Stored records
****************************************
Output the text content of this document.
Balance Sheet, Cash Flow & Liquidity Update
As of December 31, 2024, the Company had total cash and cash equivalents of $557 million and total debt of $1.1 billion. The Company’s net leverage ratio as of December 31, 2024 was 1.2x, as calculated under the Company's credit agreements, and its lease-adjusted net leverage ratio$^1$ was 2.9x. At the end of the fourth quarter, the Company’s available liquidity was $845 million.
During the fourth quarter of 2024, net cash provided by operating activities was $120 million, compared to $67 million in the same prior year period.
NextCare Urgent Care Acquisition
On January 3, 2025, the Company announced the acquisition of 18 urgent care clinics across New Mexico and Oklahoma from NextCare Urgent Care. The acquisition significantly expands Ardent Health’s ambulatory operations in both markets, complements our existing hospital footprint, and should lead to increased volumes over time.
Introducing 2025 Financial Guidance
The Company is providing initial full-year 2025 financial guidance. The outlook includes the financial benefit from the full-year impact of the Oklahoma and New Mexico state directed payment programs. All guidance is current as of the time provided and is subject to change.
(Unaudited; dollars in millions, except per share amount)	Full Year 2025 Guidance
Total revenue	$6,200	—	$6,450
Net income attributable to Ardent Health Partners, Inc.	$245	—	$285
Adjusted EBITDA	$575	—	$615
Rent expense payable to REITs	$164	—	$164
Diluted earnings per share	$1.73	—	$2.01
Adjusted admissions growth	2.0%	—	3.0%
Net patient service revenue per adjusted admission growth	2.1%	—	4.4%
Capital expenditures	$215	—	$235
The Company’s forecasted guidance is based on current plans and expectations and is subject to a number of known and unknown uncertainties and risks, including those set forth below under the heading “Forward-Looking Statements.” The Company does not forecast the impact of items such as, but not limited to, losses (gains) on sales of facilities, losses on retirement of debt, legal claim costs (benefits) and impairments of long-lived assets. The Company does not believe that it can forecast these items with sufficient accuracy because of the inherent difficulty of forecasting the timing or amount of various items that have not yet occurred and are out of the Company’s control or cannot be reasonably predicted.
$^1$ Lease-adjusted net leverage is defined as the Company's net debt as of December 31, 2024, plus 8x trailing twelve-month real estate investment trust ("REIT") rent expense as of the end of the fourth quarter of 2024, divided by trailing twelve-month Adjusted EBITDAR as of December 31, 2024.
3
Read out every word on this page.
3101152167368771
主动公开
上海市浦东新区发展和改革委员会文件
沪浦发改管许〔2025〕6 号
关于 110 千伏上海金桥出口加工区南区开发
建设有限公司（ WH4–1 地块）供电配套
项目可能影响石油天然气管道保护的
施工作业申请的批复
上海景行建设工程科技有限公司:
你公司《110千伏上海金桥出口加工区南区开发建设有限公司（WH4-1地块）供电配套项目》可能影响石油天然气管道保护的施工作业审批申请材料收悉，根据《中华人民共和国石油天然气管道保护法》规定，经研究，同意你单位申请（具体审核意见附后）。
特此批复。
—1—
****************************************
Identify and copy lines that hold the string "Health".

## TASK RESPONSE
On January 3, 2025, the Company announced the acquisition of 18 urgent care clinics across New Mexico and Oklahoma from NextCare Urgent Care. The acquisition significantly expands Ardent Health’s ambulatory operations in both markets, complements our existing hospital footprint, and should lead to increased volumes over time.
Net income attributable to Ardent Health Partners, Inc.	$245	—	$285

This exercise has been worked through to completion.